▽
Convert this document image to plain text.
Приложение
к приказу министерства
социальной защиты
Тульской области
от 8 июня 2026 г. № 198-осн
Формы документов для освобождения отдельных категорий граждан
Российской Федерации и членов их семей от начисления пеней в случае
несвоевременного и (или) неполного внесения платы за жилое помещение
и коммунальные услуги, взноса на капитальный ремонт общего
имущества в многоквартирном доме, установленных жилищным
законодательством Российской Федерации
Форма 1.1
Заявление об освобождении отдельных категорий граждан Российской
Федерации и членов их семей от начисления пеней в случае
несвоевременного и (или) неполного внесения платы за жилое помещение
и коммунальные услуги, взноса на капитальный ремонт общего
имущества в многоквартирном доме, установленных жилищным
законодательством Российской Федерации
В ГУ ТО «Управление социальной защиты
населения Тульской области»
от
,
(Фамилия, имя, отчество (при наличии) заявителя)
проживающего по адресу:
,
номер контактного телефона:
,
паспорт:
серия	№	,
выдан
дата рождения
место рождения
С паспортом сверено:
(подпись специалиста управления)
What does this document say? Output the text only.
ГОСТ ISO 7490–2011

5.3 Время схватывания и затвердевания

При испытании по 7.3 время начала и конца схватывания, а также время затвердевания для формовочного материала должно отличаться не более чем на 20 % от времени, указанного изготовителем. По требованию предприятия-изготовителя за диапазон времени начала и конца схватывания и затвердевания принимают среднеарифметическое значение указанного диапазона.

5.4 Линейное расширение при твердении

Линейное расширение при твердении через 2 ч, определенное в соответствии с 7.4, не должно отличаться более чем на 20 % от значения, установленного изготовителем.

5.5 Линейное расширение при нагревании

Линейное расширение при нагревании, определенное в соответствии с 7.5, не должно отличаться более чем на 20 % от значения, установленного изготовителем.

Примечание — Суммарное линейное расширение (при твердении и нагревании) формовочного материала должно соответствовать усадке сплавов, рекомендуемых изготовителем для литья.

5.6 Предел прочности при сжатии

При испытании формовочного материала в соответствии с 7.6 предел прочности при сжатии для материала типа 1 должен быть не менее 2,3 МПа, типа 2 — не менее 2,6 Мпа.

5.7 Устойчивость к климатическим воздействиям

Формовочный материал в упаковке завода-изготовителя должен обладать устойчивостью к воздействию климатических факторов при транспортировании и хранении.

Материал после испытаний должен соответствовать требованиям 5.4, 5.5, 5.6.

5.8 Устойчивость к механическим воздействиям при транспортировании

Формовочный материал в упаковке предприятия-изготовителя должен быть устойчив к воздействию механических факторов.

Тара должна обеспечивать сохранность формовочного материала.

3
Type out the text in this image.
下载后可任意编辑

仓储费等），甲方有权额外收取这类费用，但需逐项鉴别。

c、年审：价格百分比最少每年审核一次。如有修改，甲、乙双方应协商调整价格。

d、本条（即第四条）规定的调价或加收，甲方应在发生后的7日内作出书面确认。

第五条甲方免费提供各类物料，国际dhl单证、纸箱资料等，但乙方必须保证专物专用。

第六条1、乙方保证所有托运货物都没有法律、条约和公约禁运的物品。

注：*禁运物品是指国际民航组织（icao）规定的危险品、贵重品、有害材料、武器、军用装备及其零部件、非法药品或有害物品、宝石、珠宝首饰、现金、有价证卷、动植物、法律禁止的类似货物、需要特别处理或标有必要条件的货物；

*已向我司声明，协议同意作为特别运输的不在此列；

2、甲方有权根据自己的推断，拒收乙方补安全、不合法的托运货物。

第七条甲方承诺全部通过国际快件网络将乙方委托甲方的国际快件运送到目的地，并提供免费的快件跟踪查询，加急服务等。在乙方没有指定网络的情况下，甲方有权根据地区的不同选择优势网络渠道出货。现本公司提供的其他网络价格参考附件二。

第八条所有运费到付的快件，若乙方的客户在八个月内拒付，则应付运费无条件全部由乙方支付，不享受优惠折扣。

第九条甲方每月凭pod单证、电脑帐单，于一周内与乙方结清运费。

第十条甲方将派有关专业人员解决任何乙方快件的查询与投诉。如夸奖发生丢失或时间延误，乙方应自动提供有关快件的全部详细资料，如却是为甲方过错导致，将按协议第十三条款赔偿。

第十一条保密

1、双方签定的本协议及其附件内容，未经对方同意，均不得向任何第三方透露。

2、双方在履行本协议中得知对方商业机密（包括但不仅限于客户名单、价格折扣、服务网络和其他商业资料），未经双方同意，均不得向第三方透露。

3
△
## Given exercise
Report each line of the material above where the word "воздействиям" appears.

## Output
5.7 Устойчивость к климатическим воздействиям
5.8 Устойчивость к механическим воздействиям при транспортировании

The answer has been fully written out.